Exercise input -
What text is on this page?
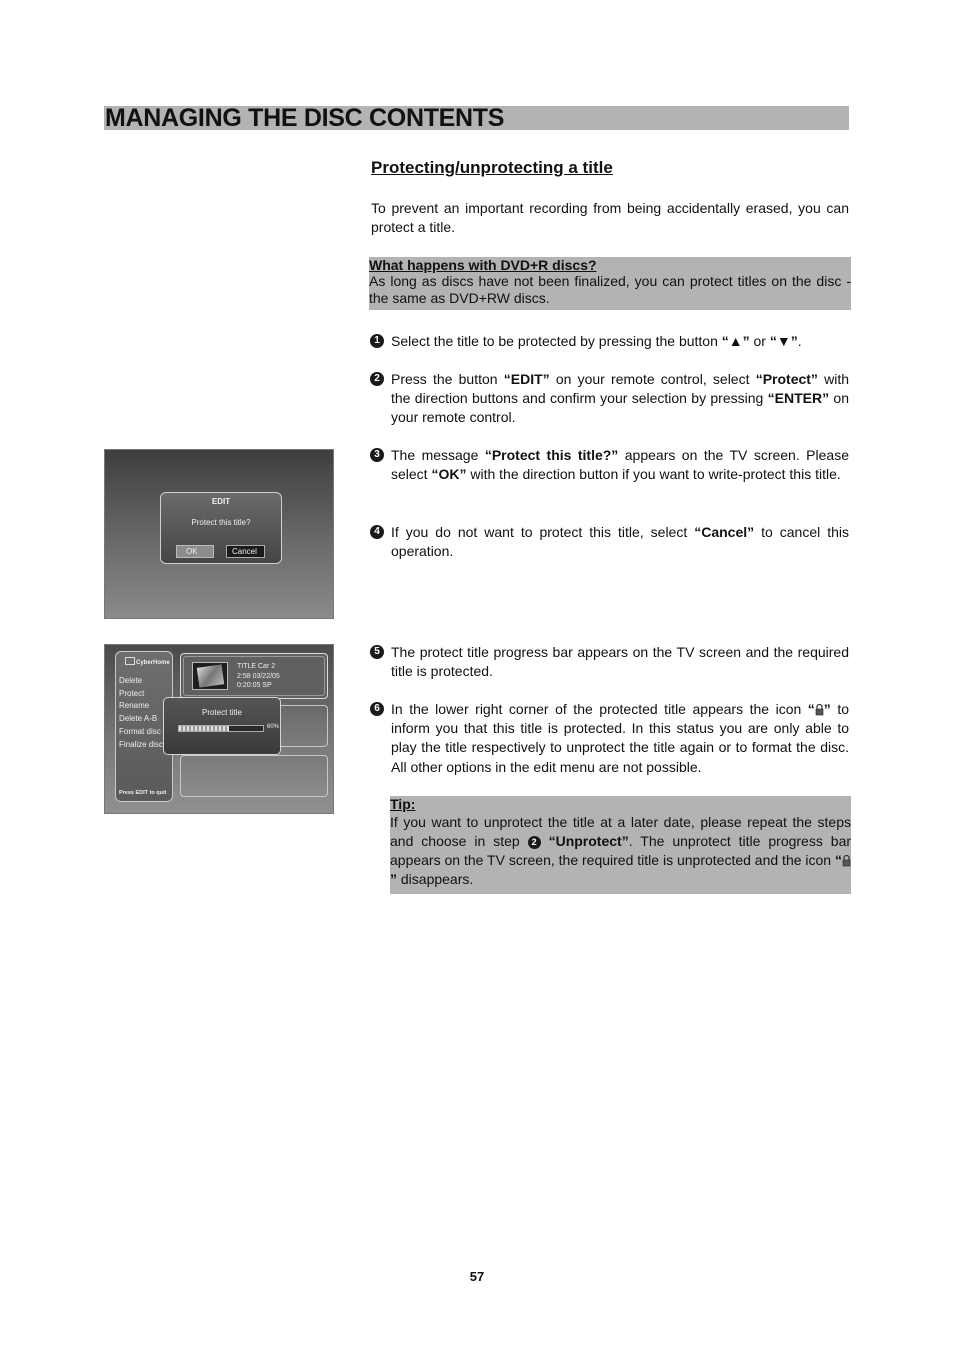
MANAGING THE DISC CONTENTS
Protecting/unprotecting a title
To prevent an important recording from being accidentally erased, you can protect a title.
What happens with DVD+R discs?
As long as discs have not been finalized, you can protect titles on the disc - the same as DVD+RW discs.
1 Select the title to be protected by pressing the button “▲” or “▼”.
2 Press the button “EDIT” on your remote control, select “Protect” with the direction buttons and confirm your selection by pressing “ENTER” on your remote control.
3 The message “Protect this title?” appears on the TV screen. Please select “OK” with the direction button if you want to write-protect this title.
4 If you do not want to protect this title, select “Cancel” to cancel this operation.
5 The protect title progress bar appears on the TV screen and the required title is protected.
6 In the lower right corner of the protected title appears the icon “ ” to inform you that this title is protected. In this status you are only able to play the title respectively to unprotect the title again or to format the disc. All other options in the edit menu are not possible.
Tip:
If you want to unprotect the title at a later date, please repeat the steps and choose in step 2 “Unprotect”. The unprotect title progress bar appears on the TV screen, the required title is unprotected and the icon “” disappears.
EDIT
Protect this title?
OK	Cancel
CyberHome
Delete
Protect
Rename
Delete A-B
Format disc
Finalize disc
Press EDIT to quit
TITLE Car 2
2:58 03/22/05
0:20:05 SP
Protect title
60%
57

Written instruction - Pictures don't belong in the copy. Restate all the entries exactly.

Response for this exercise -
What text is on this page?
MANAGING THE DISC CONTENTS
Protecting/unprotecting a title
To prevent an important recording from being accidentally erased, you can protect a title.
What happens with DVD+R discs?
As long as discs have not been finalized, you can protect titles on the disc - the same as DVD+RW discs.
1 Select the title to be protected by pressing the button “▲” or “▼”.
2 Press the button “EDIT” on your remote control, select “Protect” with the direction buttons and confirm your selection by pressing “ENTER” on your remote control.
3 The message “Protect this title?” appears on the TV screen. Please select “OK” with the direction button if you want to write-protect this title.
4 If you do not want to protect this title, select “Cancel” to cancel this operation.
5 The protect title progress bar appears on the TV screen and the required title is protected.
6 In the lower right corner of the protected title appears the icon “ ” to inform you that this title is protected. In this status you are only able to play the title respectively to unprotect the title again or to format the disc. All other options in the edit menu are not possible.
Tip:
If you want to unprotect the title at a later date, please repeat the steps and choose in step 2 “Unprotect”. The unprotect title progress bar appears on the TV screen, the required title is unprotected and the icon “” disappears.
EDIT
Protect this title?
OK	Cancel
CyberHome
Delete
Protect
Rename
Delete A-B
Format disc
Finalize disc
Press EDIT to quit
TITLE Car 2
2:58 03/22/05
0:20:05 SP
Protect title
60%
57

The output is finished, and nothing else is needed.